- **Data for processing**
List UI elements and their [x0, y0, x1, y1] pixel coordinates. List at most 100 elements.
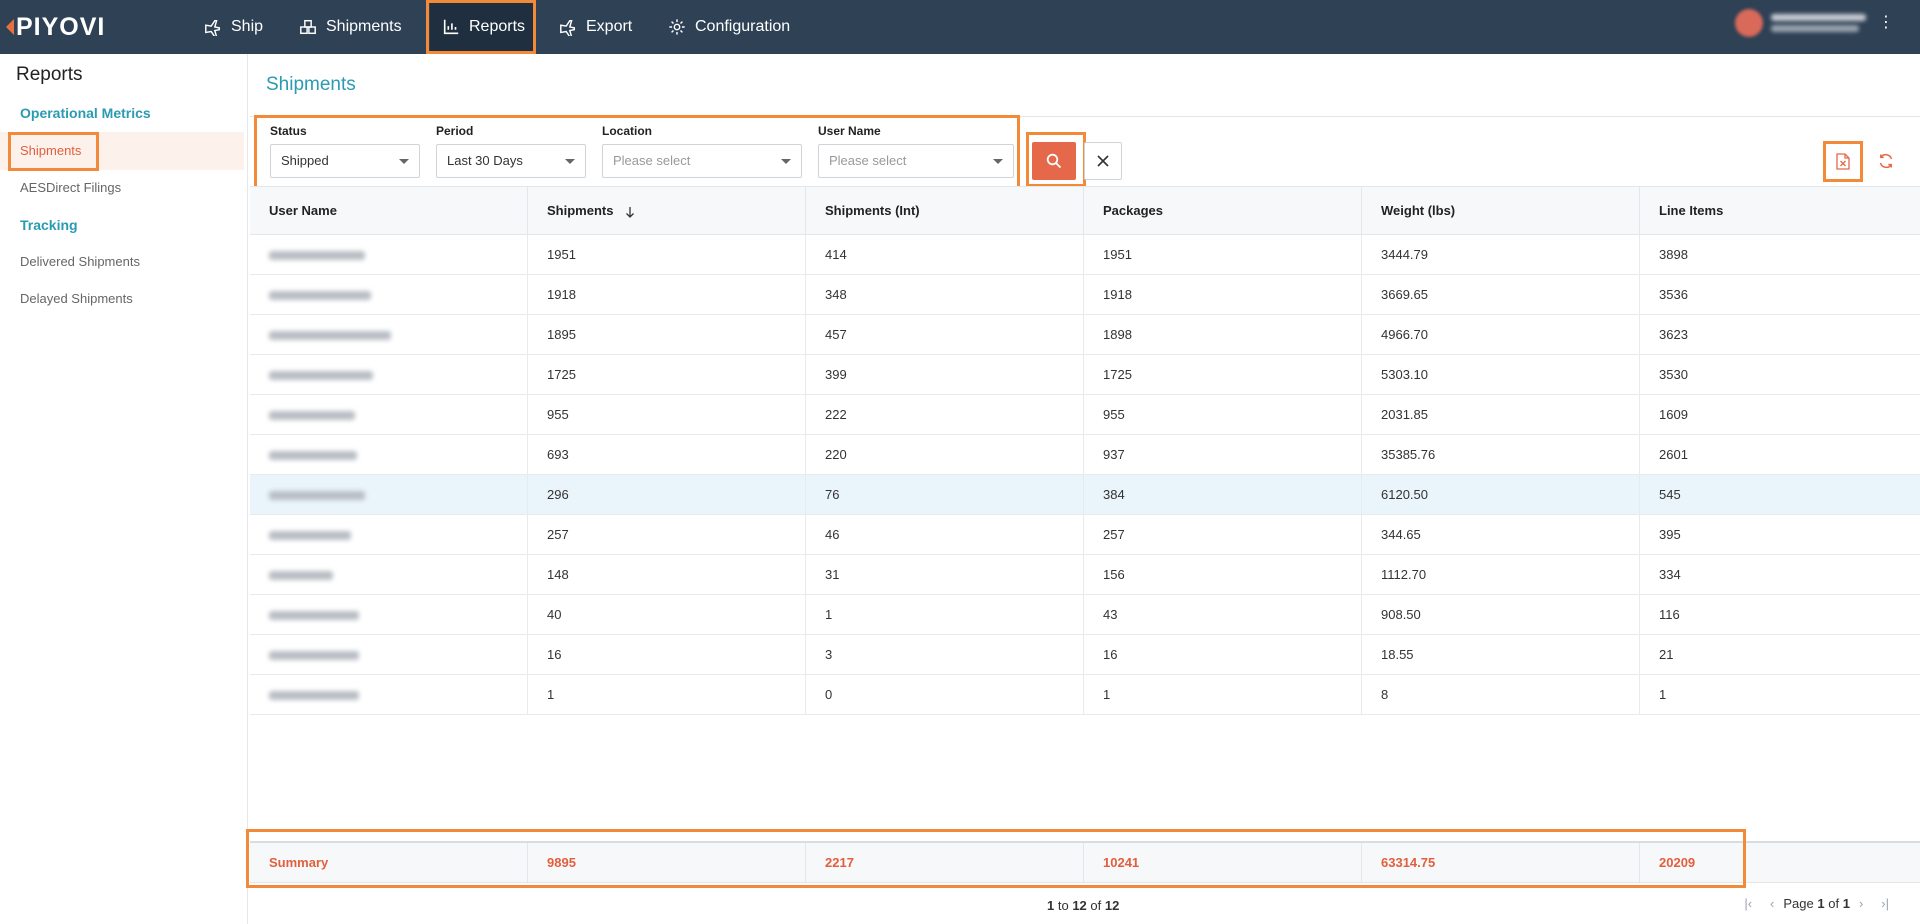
- nav-ship[interactable]: Ship: [204, 2, 263, 52]
- weight-cell: 3669.65: [1362, 275, 1640, 315]
- nav-configuration[interactable]: Configuration: [668, 2, 790, 52]
- nav-reports-label: Reports: [469, 18, 526, 35]
- column-header-weight[interactable]: Weight (lbs): [1362, 187, 1640, 235]
- nav-configuration-label: Configuration: [695, 18, 791, 35]
- shipments-int-cell: 76: [806, 475, 1084, 515]
- shipments-cell: 148: [528, 555, 806, 595]
- packages-cell: 43: [1084, 595, 1362, 635]
- shipments-cell: 40: [528, 595, 806, 635]
- next-page-icon[interactable]: ›: [1859, 896, 1863, 911]
- refresh-icon: [1879, 153, 1893, 169]
- line-items-cell: 334: [1659, 567, 1681, 582]
- nav-export-label: Export: [586, 18, 633, 35]
- status-select[interactable]: Shipped: [270, 144, 420, 178]
- shipments-int-cell: 46: [806, 515, 1084, 555]
- nav-ship-label: Ship: [231, 18, 264, 35]
- weight-cell: 18.55: [1362, 635, 1640, 675]
- column-header-shipments-int[interactable]: Shipments (Int): [806, 187, 1084, 235]
- summary-label: Summary: [250, 843, 528, 883]
- packages-cell: 955: [1084, 395, 1362, 435]
- packages-cell: 1725: [1084, 355, 1362, 395]
- table-row[interactable]: 1725 399 1725 5303.10 3530: [250, 355, 1920, 395]
- status-value: Shipped: [281, 153, 329, 168]
- clear-filters-button[interactable]: [1084, 142, 1122, 180]
- gear-icon: [669, 19, 685, 35]
- column-header-shipments[interactable]: Shipments: [528, 187, 806, 235]
- nav-reports[interactable]: Reports: [430, 2, 534, 52]
- shipments-cell: 1895: [528, 315, 806, 355]
- table-row[interactable]: 693 220 937 35385.76 2601: [250, 435, 1920, 475]
- column-header-line-items[interactable]: Line Items: [1640, 187, 1920, 235]
- table-row[interactable]: 257 46 257 344.65 395: [250, 515, 1920, 555]
- shipments-cell: 16: [528, 635, 806, 675]
- first-page-icon[interactable]: |‹: [1744, 896, 1752, 911]
- weight-cell: 4966.70: [1362, 315, 1640, 355]
- sidebar-item-aesdirect-filings[interactable]: AESDirect Filings: [20, 180, 121, 195]
- title-divider: [250, 116, 1920, 117]
- summary-packages: 10241: [1084, 843, 1362, 883]
- last-page-icon[interactable]: ›|: [1881, 896, 1889, 911]
- sidebar-title: Reports: [16, 64, 83, 85]
- nav-export[interactable]: Export: [559, 2, 632, 52]
- nav-shipments[interactable]: Shipments: [299, 2, 402, 52]
- user-menu[interactable]: ⋮: [1735, 9, 1894, 37]
- shipments-int-cell: 222: [806, 395, 1084, 435]
- pagination-info: 1 to 12 of 12: [1047, 898, 1120, 913]
- sidebar: Reports Operational Metrics Shipments AE…: [0, 54, 248, 924]
- chevron-down-icon: [565, 159, 575, 164]
- user-name-cell: [250, 555, 528, 595]
- shipments-int-cell: 3: [806, 635, 1084, 675]
- kebab-menu-icon[interactable]: ⋮: [1878, 15, 1894, 31]
- shipments-int-cell: 457: [806, 315, 1084, 355]
- table-row-selected[interactable]: 296 76 384 6120.50 545: [250, 475, 1920, 515]
- column-header-user-name[interactable]: User Name: [250, 187, 528, 235]
- sidebar-item-delivered-shipments[interactable]: Delivered Shipments: [20, 254, 140, 269]
- period-select[interactable]: Last 30 Days: [436, 144, 586, 178]
- table-row[interactable]: 1951 414 1951 3444.79 3898: [250, 235, 1920, 275]
- table-row[interactable]: 1918 348 1918 3669.65 3536: [250, 275, 1920, 315]
- refresh-button[interactable]: [1875, 150, 1897, 172]
- location-label: Location: [602, 124, 652, 138]
- table-row[interactable]: 1 0 1 8 1: [250, 675, 1920, 715]
- period-label: Period: [436, 124, 474, 138]
- close-icon: [1097, 155, 1109, 167]
- sidebar-heading-tracking: Tracking: [20, 217, 78, 233]
- sidebar-item-shipments[interactable]: Shipments: [0, 132, 244, 170]
- logo-caret-icon: [6, 19, 14, 35]
- status-label: Status: [270, 124, 307, 138]
- summary-weight: 63314.75: [1362, 843, 1640, 883]
- weight-cell: 2031.85: [1362, 395, 1640, 435]
- shipments-int-cell: 414: [806, 235, 1084, 275]
- user-name-cell: [250, 315, 528, 355]
- location-select[interactable]: Please select: [602, 144, 802, 178]
- pagination-controls: |‹ ‹ Page 1 of 1 › ›|: [1735, 896, 1898, 911]
- user-name-select[interactable]: Please select: [818, 144, 1014, 178]
- sidebar-item-delayed-shipments[interactable]: Delayed Shipments: [20, 291, 133, 306]
- summary-row: Summary 9895 2217 10241 63314.75 20209: [250, 841, 1920, 883]
- plane-icon: [205, 19, 221, 36]
- table-row[interactable]: 16 3 16 18.55 21: [250, 635, 1920, 675]
- table-row[interactable]: 148 31 156 1112.70 334: [250, 555, 1920, 595]
- page-indicator: Page 1 of 1: [1783, 896, 1850, 911]
- table-row[interactable]: 955 222 955 2031.85 1609: [250, 395, 1920, 435]
- line-items-cell: 2601: [1659, 447, 1688, 462]
- line-items-cell: 3536: [1659, 287, 1688, 302]
- search-button[interactable]: [1032, 142, 1076, 180]
- shipments-int-cell: 0: [806, 675, 1084, 715]
- piyovi-logo[interactable]: PIYOVI: [6, 13, 105, 41]
- export-excel-button[interactable]: [1832, 150, 1854, 172]
- user-name-cell: [250, 515, 528, 555]
- period-value: Last 30 Days: [447, 153, 523, 168]
- line-items-cell: 545: [1659, 487, 1681, 502]
- shipments-cell: 1725: [528, 355, 806, 395]
- brand-name: PIYOVI: [16, 12, 106, 41]
- column-header-packages[interactable]: Packages: [1084, 187, 1362, 235]
- weight-cell: 6120.50: [1362, 475, 1640, 515]
- prev-page-icon[interactable]: ‹: [1770, 896, 1774, 911]
- user-name-placeholder: Please select: [829, 153, 907, 168]
- table-row[interactable]: 1895 457 1898 4966.70 3623: [250, 315, 1920, 355]
- weight-cell: 8: [1362, 675, 1640, 715]
- weight-cell: 5303.10: [1362, 355, 1640, 395]
- table-row[interactable]: 40 1 43 908.50 116: [250, 595, 1920, 635]
- line-items-cell: 3623: [1659, 327, 1688, 342]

- **The exercise**
Rewrite all of the data above with every "weight-cell" changed to "weight-value" and everything else left unchanged. Leave out the pictures.

- **Finished answer**
List UI elements and their [x0, y0, x1, y1] pixel coordinates. List at most 100 elements.
- nav-ship[interactable]: Ship: [204, 2, 263, 52]
- weight-value: 3669.65: [1362, 275, 1640, 315]
- nav-configuration[interactable]: Configuration: [668, 2, 790, 52]
- nav-reports-label: Reports: [469, 18, 526, 35]
- column-header-weight[interactable]: Weight (lbs): [1362, 187, 1640, 235]
- nav-configuration-label: Configuration: [695, 18, 791, 35]
- shipments-int-cell: 76: [806, 475, 1084, 515]
- shipments-cell: 148: [528, 555, 806, 595]
- packages-cell: 43: [1084, 595, 1362, 635]
- shipments-cell: 40: [528, 595, 806, 635]
- next-page-icon[interactable]: ›: [1859, 896, 1863, 911]
- refresh-icon: [1879, 153, 1893, 169]
- line-items-cell: 334: [1659, 567, 1681, 582]
- nav-export-label: Export: [586, 18, 633, 35]
- status-select[interactable]: Shipped: [270, 144, 420, 178]
- shipments-int-cell: 46: [806, 515, 1084, 555]
- nav-ship-label: Ship: [231, 18, 264, 35]
- weight-value: 18.55: [1362, 635, 1640, 675]
- column-header-shipments-int[interactable]: Shipments (Int): [806, 187, 1084, 235]
- summary-label: Summary: [250, 843, 528, 883]
- packages-cell: 955: [1084, 395, 1362, 435]
- packages-cell: 1725: [1084, 355, 1362, 395]
- table-row[interactable]: 1725 399 1725 5303.10 3530: [250, 355, 1920, 395]
- status-value: Shipped: [281, 153, 329, 168]
- clear-filters-button[interactable]: [1084, 142, 1122, 180]
- gear-icon: [669, 19, 685, 35]
- column-header-shipments[interactable]: Shipments: [528, 187, 806, 235]
- nav-reports[interactable]: Reports: [430, 2, 534, 52]
- shipments-cell: 1895: [528, 315, 806, 355]
- table-row[interactable]: 693 220 937 35385.76 2601: [250, 435, 1920, 475]
- column-header-line-items[interactable]: Line Items: [1640, 187, 1920, 235]
- table-row[interactable]: 257 46 257 344.65 395: [250, 515, 1920, 555]
- shipments-cell: 16: [528, 635, 806, 675]
- first-page-icon[interactable]: |‹: [1744, 896, 1752, 911]
- weight-value: 4966.70: [1362, 315, 1640, 355]
- sidebar-item-aesdirect-filings[interactable]: AESDirect Filings: [20, 180, 121, 195]
- title-divider: [250, 116, 1920, 117]
- summary-packages: 10241: [1084, 843, 1362, 883]
- last-page-icon[interactable]: ›|: [1881, 896, 1889, 911]
- sidebar-title: Reports: [16, 64, 83, 85]
- nav-export[interactable]: Export: [559, 2, 632, 52]
- nav-shipments[interactable]: Shipments: [299, 2, 402, 52]
- user-menu[interactable]: ⋮: [1735, 9, 1894, 37]
- shipments-int-cell: 222: [806, 395, 1084, 435]
- pagination-info: 1 to 12 of 12: [1047, 898, 1120, 913]
- sidebar: Reports Operational Metrics Shipments AE…: [0, 54, 248, 924]
- chevron-down-icon: [565, 159, 575, 164]
- user-name-cell: [250, 555, 528, 595]
- shipments-int-cell: 3: [806, 635, 1084, 675]
- kebab-menu-icon[interactable]: ⋮: [1878, 15, 1894, 31]
- shipments-int-cell: 457: [806, 315, 1084, 355]
- table-row-selected[interactable]: 296 76 384 6120.50 545: [250, 475, 1920, 515]
- column-header-user-name[interactable]: User Name: [250, 187, 528, 235]
- sidebar-item-delivered-shipments[interactable]: Delivered Shipments: [20, 254, 140, 269]
- period-select[interactable]: Last 30 Days: [436, 144, 586, 178]
- table-row[interactable]: 1951 414 1951 3444.79 3898: [250, 235, 1920, 275]
- table-row[interactable]: 1918 348 1918 3669.65 3536: [250, 275, 1920, 315]
- refresh-button[interactable]: [1875, 150, 1897, 172]
- location-label: Location: [602, 124, 652, 138]
- table-row[interactable]: 1 0 1 8 1: [250, 675, 1920, 715]
- period-label: Period: [436, 124, 474, 138]
- close-icon: [1097, 155, 1109, 167]
- sidebar-heading-tracking: Tracking: [20, 217, 78, 233]
- sidebar-item-shipments[interactable]: Shipments: [0, 132, 244, 170]
- logo-caret-icon: [6, 19, 14, 35]
- status-label: Status: [270, 124, 307, 138]
- summary-weight: 63314.75: [1362, 843, 1640, 883]
- weight-value: 2031.85: [1362, 395, 1640, 435]
- shipments-int-cell: 414: [806, 235, 1084, 275]
- user-name-cell: [250, 315, 528, 355]
- location-select[interactable]: Please select: [602, 144, 802, 178]
- pagination-controls: |‹ ‹ Page 1 of 1 › ›|: [1735, 896, 1898, 911]
- user-name-select[interactable]: Please select: [818, 144, 1014, 178]
- sidebar-item-delayed-shipments[interactable]: Delayed Shipments: [20, 291, 133, 306]
- summary-row: Summary 9895 2217 10241 63314.75 20209: [250, 841, 1920, 883]
- plane-icon: [205, 19, 221, 36]
- table-row[interactable]: 16 3 16 18.55 21: [250, 635, 1920, 675]
- table-row[interactable]: 148 31 156 1112.70 334: [250, 555, 1920, 595]
- page-indicator: Page 1 of 1: [1783, 896, 1850, 911]
- table-row[interactable]: 955 222 955 2031.85 1609: [250, 395, 1920, 435]
- line-items-cell: 2601: [1659, 447, 1688, 462]
- line-items-cell: 3536: [1659, 287, 1688, 302]
- search-button[interactable]: [1032, 142, 1076, 180]
- shipments-int-cell: 0: [806, 675, 1084, 715]
- piyovi-logo[interactable]: PIYOVI: [6, 13, 105, 41]
- export-excel-button[interactable]: [1832, 150, 1854, 172]
- user-name-cell: [250, 515, 528, 555]
- period-value: Last 30 Days: [447, 153, 523, 168]
- line-items-cell: 545: [1659, 487, 1681, 502]
- shipments-cell: 1725: [528, 355, 806, 395]
- brand-name: PIYOVI: [16, 12, 106, 41]
- column-header-packages[interactable]: Packages: [1084, 187, 1362, 235]
- weight-value: 6120.50: [1362, 475, 1640, 515]
- prev-page-icon[interactable]: ‹: [1770, 896, 1774, 911]
- user-name-placeholder: Please select: [829, 153, 907, 168]
- table-row[interactable]: 1895 457 1898 4966.70 3623: [250, 315, 1920, 355]
- weight-value: 8: [1362, 675, 1640, 715]
- weight-value: 5303.10: [1362, 355, 1640, 395]
- table-row[interactable]: 40 1 43 908.50 116: [250, 595, 1920, 635]
- line-items-cell: 3623: [1659, 327, 1688, 342]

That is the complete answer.